:: MATERIAL FOR THIS TASK ::
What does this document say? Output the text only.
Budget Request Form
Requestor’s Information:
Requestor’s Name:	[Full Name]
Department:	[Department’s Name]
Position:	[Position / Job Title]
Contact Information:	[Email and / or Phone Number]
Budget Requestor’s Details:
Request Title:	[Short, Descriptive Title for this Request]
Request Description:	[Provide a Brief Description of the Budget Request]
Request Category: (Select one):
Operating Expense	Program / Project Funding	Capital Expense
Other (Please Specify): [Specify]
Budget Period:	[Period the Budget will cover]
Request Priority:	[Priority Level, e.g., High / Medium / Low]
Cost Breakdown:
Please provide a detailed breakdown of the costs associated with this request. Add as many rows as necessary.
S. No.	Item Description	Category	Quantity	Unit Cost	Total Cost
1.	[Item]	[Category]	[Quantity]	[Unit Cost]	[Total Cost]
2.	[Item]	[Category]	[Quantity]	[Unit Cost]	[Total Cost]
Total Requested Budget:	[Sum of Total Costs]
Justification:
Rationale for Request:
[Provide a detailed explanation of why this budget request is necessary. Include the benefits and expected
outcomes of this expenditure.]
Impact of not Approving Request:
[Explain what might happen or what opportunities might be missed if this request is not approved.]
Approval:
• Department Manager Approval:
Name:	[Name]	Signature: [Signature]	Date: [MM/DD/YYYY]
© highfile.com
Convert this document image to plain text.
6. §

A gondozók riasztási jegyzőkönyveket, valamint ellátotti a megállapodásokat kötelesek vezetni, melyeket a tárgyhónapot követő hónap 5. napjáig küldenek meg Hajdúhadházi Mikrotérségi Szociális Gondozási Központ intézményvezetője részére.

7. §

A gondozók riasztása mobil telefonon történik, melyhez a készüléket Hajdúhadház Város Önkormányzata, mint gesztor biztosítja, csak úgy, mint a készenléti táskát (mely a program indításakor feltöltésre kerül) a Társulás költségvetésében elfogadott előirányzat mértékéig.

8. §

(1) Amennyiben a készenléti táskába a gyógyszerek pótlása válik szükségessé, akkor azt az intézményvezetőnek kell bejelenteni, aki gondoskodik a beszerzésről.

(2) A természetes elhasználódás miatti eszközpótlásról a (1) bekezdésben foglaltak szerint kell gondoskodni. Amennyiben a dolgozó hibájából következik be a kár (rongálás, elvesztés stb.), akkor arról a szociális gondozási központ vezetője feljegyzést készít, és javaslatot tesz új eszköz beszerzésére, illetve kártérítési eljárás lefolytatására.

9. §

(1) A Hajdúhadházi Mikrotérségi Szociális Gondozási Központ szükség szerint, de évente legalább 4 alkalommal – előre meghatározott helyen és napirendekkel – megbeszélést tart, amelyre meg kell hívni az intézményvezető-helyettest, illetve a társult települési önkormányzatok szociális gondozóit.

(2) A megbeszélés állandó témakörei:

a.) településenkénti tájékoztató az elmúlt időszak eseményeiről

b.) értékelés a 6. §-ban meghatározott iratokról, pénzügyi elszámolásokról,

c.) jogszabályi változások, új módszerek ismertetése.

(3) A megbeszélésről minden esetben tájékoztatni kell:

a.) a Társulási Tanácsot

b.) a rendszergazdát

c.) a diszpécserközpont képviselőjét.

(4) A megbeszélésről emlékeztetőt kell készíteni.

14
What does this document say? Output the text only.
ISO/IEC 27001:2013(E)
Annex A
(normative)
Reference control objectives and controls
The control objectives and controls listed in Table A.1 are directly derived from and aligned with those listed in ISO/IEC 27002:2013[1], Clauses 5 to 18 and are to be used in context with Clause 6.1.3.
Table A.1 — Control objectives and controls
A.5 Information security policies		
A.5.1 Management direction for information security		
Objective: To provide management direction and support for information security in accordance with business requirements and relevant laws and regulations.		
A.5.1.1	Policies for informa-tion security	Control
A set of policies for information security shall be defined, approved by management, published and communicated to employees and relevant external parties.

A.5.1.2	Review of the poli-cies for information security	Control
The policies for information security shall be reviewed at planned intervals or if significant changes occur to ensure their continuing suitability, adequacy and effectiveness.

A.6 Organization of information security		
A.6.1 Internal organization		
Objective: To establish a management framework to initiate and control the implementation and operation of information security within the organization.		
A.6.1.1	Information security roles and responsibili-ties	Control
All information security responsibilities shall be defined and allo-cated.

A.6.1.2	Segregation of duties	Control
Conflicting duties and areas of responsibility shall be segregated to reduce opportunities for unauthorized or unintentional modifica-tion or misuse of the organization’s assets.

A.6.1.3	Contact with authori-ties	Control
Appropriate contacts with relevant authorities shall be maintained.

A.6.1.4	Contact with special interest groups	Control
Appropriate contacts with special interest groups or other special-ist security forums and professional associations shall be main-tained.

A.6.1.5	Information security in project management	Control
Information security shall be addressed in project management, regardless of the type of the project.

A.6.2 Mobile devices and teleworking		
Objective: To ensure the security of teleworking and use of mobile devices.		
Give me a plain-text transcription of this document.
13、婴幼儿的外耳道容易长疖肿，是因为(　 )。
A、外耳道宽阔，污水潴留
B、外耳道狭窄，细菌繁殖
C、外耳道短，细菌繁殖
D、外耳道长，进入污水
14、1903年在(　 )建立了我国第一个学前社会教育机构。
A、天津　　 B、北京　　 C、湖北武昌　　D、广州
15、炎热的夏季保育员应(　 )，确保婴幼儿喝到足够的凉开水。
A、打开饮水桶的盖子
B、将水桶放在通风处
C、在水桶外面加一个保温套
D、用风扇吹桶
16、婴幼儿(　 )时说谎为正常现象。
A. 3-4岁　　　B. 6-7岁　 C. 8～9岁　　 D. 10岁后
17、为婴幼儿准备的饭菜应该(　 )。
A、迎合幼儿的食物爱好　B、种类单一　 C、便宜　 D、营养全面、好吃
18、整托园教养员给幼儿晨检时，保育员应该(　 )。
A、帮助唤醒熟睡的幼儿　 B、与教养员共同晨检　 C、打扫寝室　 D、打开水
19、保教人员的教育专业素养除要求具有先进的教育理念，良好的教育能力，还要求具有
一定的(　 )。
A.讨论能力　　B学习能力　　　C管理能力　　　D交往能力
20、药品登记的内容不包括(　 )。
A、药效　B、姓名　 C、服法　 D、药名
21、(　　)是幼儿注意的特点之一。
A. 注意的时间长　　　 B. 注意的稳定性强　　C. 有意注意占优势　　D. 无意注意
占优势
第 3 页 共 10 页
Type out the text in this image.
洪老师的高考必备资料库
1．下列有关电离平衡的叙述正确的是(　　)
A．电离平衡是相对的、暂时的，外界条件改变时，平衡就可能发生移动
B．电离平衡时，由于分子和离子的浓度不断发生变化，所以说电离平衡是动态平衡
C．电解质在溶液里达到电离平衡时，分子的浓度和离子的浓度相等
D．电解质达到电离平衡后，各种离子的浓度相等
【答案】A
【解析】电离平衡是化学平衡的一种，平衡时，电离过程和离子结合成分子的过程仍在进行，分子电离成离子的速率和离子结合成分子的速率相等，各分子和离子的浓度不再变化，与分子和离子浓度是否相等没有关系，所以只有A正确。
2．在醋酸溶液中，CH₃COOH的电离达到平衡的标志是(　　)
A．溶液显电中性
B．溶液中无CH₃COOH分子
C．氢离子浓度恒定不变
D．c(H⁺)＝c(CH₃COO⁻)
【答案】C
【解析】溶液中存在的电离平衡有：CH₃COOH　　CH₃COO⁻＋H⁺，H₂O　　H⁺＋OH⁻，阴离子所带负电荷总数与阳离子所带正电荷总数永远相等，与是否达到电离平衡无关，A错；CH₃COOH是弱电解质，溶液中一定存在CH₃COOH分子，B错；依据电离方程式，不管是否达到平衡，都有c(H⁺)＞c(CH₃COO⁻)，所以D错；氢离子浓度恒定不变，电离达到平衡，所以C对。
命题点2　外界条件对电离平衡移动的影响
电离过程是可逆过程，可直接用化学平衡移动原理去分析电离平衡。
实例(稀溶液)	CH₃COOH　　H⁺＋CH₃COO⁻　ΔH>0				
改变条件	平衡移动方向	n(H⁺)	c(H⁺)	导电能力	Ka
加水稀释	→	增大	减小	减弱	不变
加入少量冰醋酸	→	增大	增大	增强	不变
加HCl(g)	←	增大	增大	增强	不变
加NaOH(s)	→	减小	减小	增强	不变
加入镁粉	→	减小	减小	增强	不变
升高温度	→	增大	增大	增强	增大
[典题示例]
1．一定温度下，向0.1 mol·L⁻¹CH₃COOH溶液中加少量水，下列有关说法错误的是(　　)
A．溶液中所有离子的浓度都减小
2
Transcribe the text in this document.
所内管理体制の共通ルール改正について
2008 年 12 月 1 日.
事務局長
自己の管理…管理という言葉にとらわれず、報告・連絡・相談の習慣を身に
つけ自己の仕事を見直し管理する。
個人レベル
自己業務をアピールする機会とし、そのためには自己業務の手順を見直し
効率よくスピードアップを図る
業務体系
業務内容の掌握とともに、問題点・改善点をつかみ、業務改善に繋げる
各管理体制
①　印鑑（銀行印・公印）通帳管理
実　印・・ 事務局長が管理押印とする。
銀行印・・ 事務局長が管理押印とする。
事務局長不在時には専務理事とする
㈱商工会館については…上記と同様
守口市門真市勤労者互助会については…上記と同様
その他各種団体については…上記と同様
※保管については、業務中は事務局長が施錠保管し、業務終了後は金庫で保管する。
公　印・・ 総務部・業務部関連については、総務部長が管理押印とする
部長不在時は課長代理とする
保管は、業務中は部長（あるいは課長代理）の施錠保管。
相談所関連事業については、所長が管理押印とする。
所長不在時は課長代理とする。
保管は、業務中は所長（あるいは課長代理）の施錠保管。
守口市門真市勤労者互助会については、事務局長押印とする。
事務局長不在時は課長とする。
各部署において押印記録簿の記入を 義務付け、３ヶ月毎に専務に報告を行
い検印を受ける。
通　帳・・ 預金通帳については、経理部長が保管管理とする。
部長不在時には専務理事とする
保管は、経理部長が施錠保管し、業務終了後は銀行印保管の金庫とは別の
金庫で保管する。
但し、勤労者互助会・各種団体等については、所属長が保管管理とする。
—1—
:::
EXERCISE INSTRUCTIONS
Write out only the final block of lines, starting at the line with "Type out the text in this image." and running to the end of the material.

TASK SOLUTION
Type out the text in this image.
洪老师的高考必备资料库
1．下列有关电离平衡的叙述正确的是(　　)
A．电离平衡是相对的、暂时的，外界条件改变时，平衡就可能发生移动
B．电离平衡时，由于分子和离子的浓度不断发生变化，所以说电离平衡是动态平衡
C．电解质在溶液里达到电离平衡时，分子的浓度和离子的浓度相等
D．电解质达到电离平衡后，各种离子的浓度相等
【答案】A
【解析】电离平衡是化学平衡的一种，平衡时，电离过程和离子结合成分子的过程仍在进行，分子电离成离子的速率和离子结合成分子的速率相等，各分子和离子的浓度不再变化，与分子和离子浓度是否相等没有关系，所以只有A正确。
2．在醋酸溶液中，CH₃COOH的电离达到平衡的标志是(　　)
A．溶液显电中性
B．溶液中无CH₃COOH分子
C．氢离子浓度恒定不变
D．c(H⁺)＝c(CH₃COO⁻)
【答案】C
【解析】溶液中存在的电离平衡有：CH₃COOH　　CH₃COO⁻＋H⁺，H₂O　　H⁺＋OH⁻，阴离子所带负电荷总数与阳离子所带正电荷总数永远相等，与是否达到电离平衡无关，A错；CH₃COOH是弱电解质，溶液中一定存在CH₃COOH分子，B错；依据电离方程式，不管是否达到平衡，都有c(H⁺)＞c(CH₃COO⁻)，所以D错；氢离子浓度恒定不变，电离达到平衡，所以C对。
命题点2　外界条件对电离平衡移动的影响
电离过程是可逆过程，可直接用化学平衡移动原理去分析电离平衡。
实例(稀溶液)	CH₃COOH　　H⁺＋CH₃COO⁻　ΔH>0				
改变条件	平衡移动方向	n(H⁺)	c(H⁺)	导电能力	Ka
加水稀释	→	增大	减小	减弱	不变
加入少量冰醋酸	→	增大	增大	增强	不变
加HCl(g)	←	增大	增大	增强	不变
加NaOH(s)	→	减小	减小	增强	不变
加入镁粉	→	减小	减小	增强	不变
升高温度	→	增大	增大	增强	增大
[典题示例]
1．一定温度下，向0.1 mol·L⁻¹CH₃COOH溶液中加少量水，下列有关说法错误的是(　　)
A．溶液中所有离子的浓度都减小
2
Transcribe the text in this document.
所内管理体制の共通ルール改正について
2008 年 12 月 1 日.
事務局長
自己の管理…管理という言葉にとらわれず、報告・連絡・相談の習慣を身に
つけ自己の仕事を見直し管理する。
個人レベル
自己業務をアピールする機会とし、そのためには自己業務の手順を見直し
効率よくスピードアップを図る
業務体系
業務内容の掌握とともに、問題点・改善点をつかみ、業務改善に繋げる
各管理体制
①　印鑑（銀行印・公印）通帳管理
実　印・・ 事務局長が管理押印とする。
銀行印・・ 事務局長が管理押印とする。
事務局長不在時には専務理事とする
㈱商工会館については…上記と同様
守口市門真市勤労者互助会については…上記と同様
その他各種団体については…上記と同様
※保管については、業務中は事務局長が施錠保管し、業務終了後は金庫で保管する。
公　印・・ 総務部・業務部関連については、総務部長が管理押印とする
部長不在時は課長代理とする
保管は、業務中は部長（あるいは課長代理）の施錠保管。
相談所関連事業については、所長が管理押印とする。
所長不在時は課長代理とする。
保管は、業務中は所長（あるいは課長代理）の施錠保管。
守口市門真市勤労者互助会については、事務局長押印とする。
事務局長不在時は課長とする。
各部署において押印記録簿の記入を 義務付け、３ヶ月毎に専務に報告を行
い検印を受ける。
通　帳・・ 預金通帳については、経理部長が保管管理とする。
部長不在時には専務理事とする
保管は、経理部長が施錠保管し、業務終了後は銀行印保管の金庫とは別の
金庫で保管する。
但し、勤労者互助会・各種団体等については、所属長が保管管理とする。
—1—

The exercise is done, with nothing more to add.